WRITTEN TASK:
Select all lines in the records that include "flag".

DATA PROVIDED:

★ ★ ★ ★ ★

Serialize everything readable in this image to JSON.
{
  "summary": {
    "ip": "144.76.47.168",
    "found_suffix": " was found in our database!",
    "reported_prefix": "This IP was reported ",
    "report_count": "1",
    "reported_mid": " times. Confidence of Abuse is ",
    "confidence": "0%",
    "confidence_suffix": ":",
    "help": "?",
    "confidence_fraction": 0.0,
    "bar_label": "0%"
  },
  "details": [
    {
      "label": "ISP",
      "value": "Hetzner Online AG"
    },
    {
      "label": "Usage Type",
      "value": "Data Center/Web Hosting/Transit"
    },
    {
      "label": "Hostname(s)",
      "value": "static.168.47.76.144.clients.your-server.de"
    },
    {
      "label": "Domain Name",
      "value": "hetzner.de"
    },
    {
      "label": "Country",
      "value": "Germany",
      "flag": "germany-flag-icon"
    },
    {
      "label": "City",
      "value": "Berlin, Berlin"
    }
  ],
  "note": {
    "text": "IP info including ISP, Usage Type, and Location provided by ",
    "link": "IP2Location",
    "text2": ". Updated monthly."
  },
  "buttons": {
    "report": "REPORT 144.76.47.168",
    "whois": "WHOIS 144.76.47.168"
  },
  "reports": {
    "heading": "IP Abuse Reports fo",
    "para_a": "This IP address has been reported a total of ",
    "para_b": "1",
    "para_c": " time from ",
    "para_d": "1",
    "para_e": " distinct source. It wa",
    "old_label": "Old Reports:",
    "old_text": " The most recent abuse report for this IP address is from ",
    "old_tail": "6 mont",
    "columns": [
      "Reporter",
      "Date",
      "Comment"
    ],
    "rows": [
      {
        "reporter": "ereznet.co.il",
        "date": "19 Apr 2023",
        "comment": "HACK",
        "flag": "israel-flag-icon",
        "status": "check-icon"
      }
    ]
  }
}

★ ★ ★ ★ ★

WRITTEN ANSWER:
      "flag": "germany-flag-icon"
        "flag": "israel-flag-icon",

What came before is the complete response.